[Material for the task]

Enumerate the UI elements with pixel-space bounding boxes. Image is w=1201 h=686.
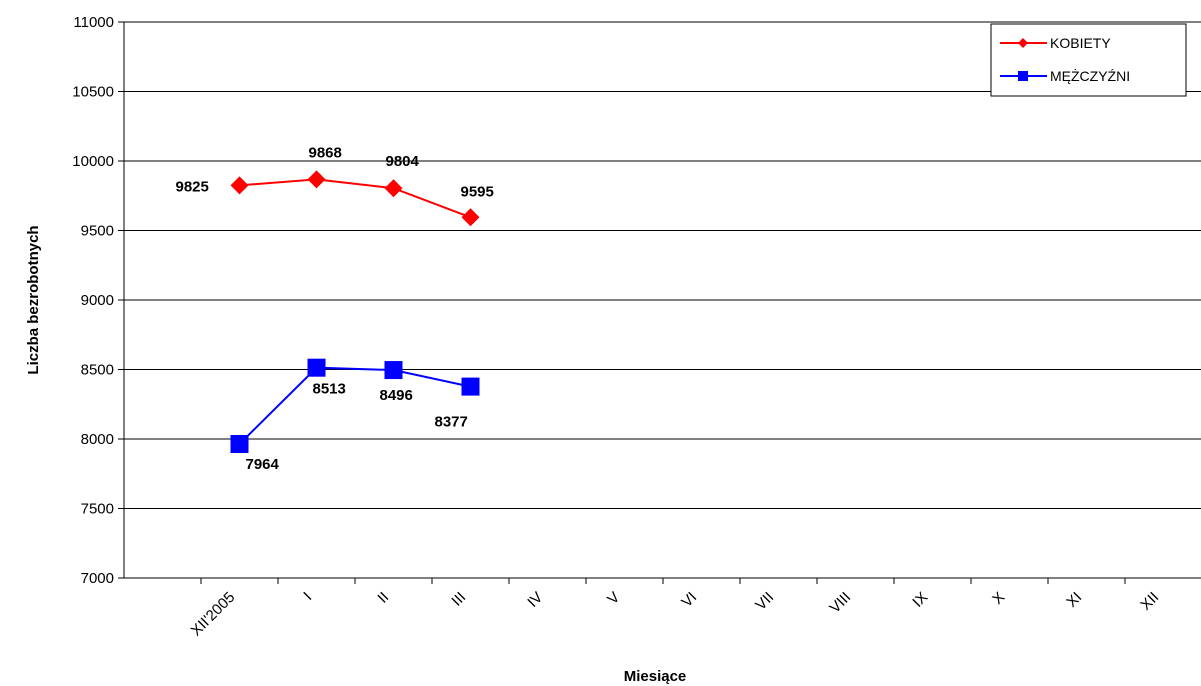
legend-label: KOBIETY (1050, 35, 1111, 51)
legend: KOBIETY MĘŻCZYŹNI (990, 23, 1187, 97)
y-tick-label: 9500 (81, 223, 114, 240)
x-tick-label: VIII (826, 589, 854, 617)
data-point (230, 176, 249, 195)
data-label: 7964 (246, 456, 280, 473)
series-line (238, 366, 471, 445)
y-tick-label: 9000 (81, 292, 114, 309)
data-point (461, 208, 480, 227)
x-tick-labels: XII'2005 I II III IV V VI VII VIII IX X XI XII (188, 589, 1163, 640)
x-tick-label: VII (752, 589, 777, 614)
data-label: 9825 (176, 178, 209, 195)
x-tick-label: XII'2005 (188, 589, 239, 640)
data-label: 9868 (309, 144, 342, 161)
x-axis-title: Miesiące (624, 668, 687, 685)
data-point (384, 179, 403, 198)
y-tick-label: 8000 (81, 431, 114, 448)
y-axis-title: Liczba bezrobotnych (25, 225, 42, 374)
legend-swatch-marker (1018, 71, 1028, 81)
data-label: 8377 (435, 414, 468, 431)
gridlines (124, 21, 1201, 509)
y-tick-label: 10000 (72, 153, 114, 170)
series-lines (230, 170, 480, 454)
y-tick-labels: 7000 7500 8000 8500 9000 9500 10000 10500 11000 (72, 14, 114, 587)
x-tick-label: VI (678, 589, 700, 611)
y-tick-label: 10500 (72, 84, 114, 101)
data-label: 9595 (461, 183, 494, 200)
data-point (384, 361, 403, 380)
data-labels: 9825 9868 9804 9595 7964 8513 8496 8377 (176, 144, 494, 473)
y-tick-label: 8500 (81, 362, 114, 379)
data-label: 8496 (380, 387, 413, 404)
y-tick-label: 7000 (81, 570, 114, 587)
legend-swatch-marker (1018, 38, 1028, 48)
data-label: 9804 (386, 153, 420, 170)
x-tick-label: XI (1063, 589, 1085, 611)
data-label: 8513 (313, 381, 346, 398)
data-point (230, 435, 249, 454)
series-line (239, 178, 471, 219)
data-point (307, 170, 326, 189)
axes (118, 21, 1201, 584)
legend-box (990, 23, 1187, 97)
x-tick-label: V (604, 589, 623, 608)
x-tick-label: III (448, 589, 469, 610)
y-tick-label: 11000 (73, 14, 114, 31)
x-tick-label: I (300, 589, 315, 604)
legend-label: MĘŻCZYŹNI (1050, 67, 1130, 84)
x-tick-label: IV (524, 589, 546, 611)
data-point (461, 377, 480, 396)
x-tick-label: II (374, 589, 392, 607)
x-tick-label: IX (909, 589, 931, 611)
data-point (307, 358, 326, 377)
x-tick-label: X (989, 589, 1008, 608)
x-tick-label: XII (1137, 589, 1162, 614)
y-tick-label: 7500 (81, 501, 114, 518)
...
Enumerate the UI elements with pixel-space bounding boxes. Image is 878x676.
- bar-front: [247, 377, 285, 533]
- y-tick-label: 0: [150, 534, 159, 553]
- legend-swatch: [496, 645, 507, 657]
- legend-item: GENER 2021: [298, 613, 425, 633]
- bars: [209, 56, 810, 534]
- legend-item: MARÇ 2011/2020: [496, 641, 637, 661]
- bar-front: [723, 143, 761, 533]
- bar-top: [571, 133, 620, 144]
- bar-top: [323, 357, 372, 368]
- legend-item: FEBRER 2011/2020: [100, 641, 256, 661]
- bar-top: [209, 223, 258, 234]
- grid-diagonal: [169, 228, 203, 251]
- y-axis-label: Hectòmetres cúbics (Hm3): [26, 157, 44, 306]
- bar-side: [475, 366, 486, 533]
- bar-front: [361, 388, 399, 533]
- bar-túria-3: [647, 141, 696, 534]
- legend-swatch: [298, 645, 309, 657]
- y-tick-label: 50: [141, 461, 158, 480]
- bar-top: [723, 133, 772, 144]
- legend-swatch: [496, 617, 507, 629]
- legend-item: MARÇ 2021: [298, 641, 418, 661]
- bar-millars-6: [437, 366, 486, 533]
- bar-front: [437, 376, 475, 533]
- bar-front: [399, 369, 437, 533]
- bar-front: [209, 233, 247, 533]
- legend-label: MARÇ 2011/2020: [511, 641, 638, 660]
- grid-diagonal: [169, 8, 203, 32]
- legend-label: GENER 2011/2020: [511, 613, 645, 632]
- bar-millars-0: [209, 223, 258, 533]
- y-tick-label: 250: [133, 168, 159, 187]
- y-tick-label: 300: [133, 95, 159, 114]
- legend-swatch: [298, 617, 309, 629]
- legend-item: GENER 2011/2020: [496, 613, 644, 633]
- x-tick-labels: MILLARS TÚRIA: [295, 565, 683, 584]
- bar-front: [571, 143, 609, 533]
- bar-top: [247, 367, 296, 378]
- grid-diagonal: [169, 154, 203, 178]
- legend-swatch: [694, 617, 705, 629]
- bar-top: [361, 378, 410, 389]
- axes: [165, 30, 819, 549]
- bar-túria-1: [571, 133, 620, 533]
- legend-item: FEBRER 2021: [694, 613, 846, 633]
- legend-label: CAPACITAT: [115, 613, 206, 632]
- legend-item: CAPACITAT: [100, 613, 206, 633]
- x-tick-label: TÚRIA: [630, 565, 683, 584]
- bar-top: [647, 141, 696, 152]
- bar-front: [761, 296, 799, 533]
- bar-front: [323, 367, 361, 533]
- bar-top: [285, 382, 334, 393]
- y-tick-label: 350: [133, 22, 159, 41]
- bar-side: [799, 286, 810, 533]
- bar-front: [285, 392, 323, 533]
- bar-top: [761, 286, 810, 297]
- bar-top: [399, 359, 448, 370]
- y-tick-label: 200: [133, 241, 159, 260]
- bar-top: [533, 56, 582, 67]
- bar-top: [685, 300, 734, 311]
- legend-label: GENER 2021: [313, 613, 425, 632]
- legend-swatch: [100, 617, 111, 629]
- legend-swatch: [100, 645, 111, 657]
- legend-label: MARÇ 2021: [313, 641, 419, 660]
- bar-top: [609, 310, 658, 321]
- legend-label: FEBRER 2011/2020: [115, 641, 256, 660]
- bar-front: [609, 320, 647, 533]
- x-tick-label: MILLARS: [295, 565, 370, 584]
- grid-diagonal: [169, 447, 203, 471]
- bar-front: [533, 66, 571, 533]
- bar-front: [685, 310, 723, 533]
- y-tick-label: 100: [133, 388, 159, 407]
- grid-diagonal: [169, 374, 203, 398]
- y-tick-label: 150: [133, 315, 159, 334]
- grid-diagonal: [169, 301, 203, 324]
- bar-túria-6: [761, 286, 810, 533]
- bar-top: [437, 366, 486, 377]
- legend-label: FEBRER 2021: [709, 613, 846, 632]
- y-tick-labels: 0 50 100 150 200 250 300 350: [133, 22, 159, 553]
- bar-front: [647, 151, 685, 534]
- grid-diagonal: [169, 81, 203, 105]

[The task]
Duplicate the data above from the line with "Image is 878x676." to the line with "- bar-top: [723, 133, 772, 144]", including both of those lines.

[Solution]
Enumerate the UI elements with pixel-space bounding boxes. Image is 878x676.
- bar-front: [247, 377, 285, 533]
- y-tick-label: 0: [150, 534, 159, 553]
- legend-swatch: [496, 645, 507, 657]
- legend-item: GENER 2021: [298, 613, 425, 633]
- bars: [209, 56, 810, 534]
- legend-item: MARÇ 2011/2020: [496, 641, 637, 661]
- bar-front: [723, 143, 761, 533]
- bar-top: [571, 133, 620, 144]
- bar-top: [323, 357, 372, 368]
- legend-item: FEBRER 2011/2020: [100, 641, 256, 661]
- bar-top: [209, 223, 258, 234]
- grid-diagonal: [169, 228, 203, 251]
- y-axis-label: Hectòmetres cúbics (Hm3): [26, 157, 44, 306]
- bar-side: [475, 366, 486, 533]
- bar-front: [361, 388, 399, 533]
- bar-túria-3: [647, 141, 696, 534]
- legend-swatch: [298, 645, 309, 657]
- y-tick-label: 50: [141, 461, 158, 480]
- bar-top: [723, 133, 772, 144]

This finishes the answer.